(Goal): Transcribe the data that follows precisely, omitting nothing.

[Begin Data entries]

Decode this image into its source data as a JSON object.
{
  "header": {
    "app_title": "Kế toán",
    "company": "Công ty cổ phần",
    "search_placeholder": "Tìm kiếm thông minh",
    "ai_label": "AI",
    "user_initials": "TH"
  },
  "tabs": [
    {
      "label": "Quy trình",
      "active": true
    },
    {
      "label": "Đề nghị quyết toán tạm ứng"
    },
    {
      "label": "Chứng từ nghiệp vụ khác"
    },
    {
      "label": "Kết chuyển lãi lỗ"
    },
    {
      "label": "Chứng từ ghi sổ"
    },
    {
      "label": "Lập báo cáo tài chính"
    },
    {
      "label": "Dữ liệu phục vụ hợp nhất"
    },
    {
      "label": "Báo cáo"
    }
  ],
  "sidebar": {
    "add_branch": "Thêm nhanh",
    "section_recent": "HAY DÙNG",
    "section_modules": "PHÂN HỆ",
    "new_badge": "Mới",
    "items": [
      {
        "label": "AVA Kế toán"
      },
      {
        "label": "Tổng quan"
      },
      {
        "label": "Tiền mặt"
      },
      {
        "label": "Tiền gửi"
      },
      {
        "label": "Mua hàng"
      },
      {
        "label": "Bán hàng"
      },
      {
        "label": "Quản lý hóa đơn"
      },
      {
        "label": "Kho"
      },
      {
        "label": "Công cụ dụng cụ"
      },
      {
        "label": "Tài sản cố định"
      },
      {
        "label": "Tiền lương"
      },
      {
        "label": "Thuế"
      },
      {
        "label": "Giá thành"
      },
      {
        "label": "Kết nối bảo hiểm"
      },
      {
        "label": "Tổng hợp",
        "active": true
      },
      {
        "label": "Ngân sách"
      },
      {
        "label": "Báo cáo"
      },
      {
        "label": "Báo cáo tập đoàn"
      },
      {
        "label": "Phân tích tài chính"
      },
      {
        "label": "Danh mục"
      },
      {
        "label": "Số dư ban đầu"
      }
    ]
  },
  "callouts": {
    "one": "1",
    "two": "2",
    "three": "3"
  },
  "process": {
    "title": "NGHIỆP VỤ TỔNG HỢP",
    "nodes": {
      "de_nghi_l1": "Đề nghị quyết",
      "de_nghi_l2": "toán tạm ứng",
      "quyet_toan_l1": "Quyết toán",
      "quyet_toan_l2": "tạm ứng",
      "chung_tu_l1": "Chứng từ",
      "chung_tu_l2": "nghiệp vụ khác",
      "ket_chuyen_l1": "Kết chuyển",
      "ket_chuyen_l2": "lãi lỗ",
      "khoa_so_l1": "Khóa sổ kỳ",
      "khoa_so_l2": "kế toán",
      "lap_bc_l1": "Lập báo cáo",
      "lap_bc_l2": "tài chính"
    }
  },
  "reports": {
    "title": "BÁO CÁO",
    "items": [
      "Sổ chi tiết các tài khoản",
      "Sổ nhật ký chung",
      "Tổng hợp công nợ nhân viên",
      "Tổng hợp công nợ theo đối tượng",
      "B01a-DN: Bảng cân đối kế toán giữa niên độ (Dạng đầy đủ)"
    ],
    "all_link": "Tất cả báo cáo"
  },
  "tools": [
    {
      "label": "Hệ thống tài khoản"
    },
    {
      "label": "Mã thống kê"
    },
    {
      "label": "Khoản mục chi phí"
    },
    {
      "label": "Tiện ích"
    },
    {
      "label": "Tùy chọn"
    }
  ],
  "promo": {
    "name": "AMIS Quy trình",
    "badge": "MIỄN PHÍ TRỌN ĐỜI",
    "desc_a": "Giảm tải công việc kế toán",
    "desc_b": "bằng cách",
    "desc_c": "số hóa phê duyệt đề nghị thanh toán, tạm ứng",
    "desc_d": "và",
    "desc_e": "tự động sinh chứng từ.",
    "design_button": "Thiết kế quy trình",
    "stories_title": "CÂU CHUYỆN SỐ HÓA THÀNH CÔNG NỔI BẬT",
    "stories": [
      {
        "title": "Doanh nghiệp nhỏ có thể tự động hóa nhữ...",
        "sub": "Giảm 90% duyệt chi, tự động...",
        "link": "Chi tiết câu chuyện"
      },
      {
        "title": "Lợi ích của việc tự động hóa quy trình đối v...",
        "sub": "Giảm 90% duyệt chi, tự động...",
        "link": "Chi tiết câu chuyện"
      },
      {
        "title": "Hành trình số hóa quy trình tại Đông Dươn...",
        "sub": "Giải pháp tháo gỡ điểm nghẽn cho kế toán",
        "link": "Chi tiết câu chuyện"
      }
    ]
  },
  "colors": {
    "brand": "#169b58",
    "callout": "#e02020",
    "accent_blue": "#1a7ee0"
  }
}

[End Data entries]

(Response):
Decode this image into its source data as a JSON object.
{
  "header": {
    "app_title": "Kế toán",
    "company": "Công ty cổ phần",
    "search_placeholder": "Tìm kiếm thông minh",
    "ai_label": "AI",
    "user_initials": "TH"
  },
  "tabs": [
    {
      "label": "Quy trình",
      "active": true
    },
    {
      "label": "Đề nghị quyết toán tạm ứng"
    },
    {
      "label": "Chứng từ nghiệp vụ khác"
    },
    {
      "label": "Kết chuyển lãi lỗ"
    },
    {
      "label": "Chứng từ ghi sổ"
    },
    {
      "label": "Lập báo cáo tài chính"
    },
    {
      "label": "Dữ liệu phục vụ hợp nhất"
    },
    {
      "label": "Báo cáo"
    }
  ],
  "sidebar": {
    "add_branch": "Thêm nhanh",
    "section_recent": "HAY DÙNG",
    "section_modules": "PHÂN HỆ",
    "new_badge": "Mới",
    "items": [
      {
        "label": "AVA Kế toán"
      },
      {
        "label": "Tổng quan"
      },
      {
        "label": "Tiền mặt"
      },
      {
        "label": "Tiền gửi"
      },
      {
        "label": "Mua hàng"
      },
      {
        "label": "Bán hàng"
      },
      {
        "label": "Quản lý hóa đơn"
      },
      {
        "label": "Kho"
      },
      {
        "label": "Công cụ dụng cụ"
      },
      {
        "label": "Tài sản cố định"
      },
      {
        "label": "Tiền lương"
      },
      {
        "label": "Thuế"
      },
      {
        "label": "Giá thành"
      },
      {
        "label": "Kết nối bảo hiểm"
      },
      {
        "label": "Tổng hợp",
        "active": true
      },
      {
        "label": "Ngân sách"
      },
      {
        "label": "Báo cáo"
      },
      {
        "label": "Báo cáo tập đoàn"
      },
      {
        "label": "Phân tích tài chính"
      },
      {
        "label": "Danh mục"
      },
      {
        "label": "Số dư ban đầu"
      }
    ]
  },
  "callouts": {
    "one": "1",
    "two": "2",
    "three": "3"
  },
  "process": {
    "title": "NGHIỆP VỤ TỔNG HỢP",
    "nodes": {
      "de_nghi_l1": "Đề nghị quyết",
      "de_nghi_l2": "toán tạm ứng",
      "quyet_toan_l1": "Quyết toán",
      "quyet_toan_l2": "tạm ứng",
      "chung_tu_l1": "Chứng từ",
      "chung_tu_l2": "nghiệp vụ khác",
      "ket_chuyen_l1": "Kết chuyển",
      "ket_chuyen_l2": "lãi lỗ",
      "khoa_so_l1": "Khóa sổ kỳ",
      "khoa_so_l2": "kế toán",
      "lap_bc_l1": "Lập báo cáo",
      "lap_bc_l2": "tài chính"
    }
  },
  "reports": {
    "title": "BÁO CÁO",
    "items": [
      "Sổ chi tiết các tài khoản",
      "Sổ nhật ký chung",
      "Tổng hợp công nợ nhân viên",
      "Tổng hợp công nợ theo đối tượng",
      "B01a-DN: Bảng cân đối kế toán giữa niên độ (Dạng đầy đủ)"
    ],
    "all_link": "Tất cả báo cáo"
  },
  "tools": [
    {
      "label": "Hệ thống tài khoản"
    },
    {
      "label": "Mã thống kê"
    },
    {
      "label": "Khoản mục chi phí"
    },
    {
      "label": "Tiện ích"
    },
    {
      "label": "Tùy chọn"
    }
  ],
  "promo": {
    "name": "AMIS Quy trình",
    "badge": "MIỄN PHÍ TRỌN ĐỜI",
    "desc_a": "Giảm tải công việc kế toán",
    "desc_b": "bằng cách",
    "desc_c": "số hóa phê duyệt đề nghị thanh toán, tạm ứng",
    "desc_d": "và",
    "desc_e": "tự động sinh chứng từ.",
    "design_button": "Thiết kế quy trình",
    "stories_title": "CÂU CHUYỆN SỐ HÓA THÀNH CÔNG NỔI BẬT",
    "stories": [
      {
        "title": "Doanh nghiệp nhỏ có thể tự động hóa nhữ...",
        "sub": "Giảm 90% duyệt chi, tự động...",
        "link": "Chi tiết câu chuyện"
      },
      {
        "title": "Lợi ích của việc tự động hóa quy trình đối v...",
        "sub": "Giảm 90% duyệt chi, tự động...",
        "link": "Chi tiết câu chuyện"
      },
      {
        "title": "Hành trình số hóa quy trình tại Đông Dươn...",
        "sub": "Giải pháp tháo gỡ điểm nghẽn cho kế toán",
        "link": "Chi tiết câu chuyện"
      }
    ]
  },
  "colors": {
    "brand": "#169b58",
    "callout": "#e02020",
    "accent_blue": "#1a7ee0"
  }
}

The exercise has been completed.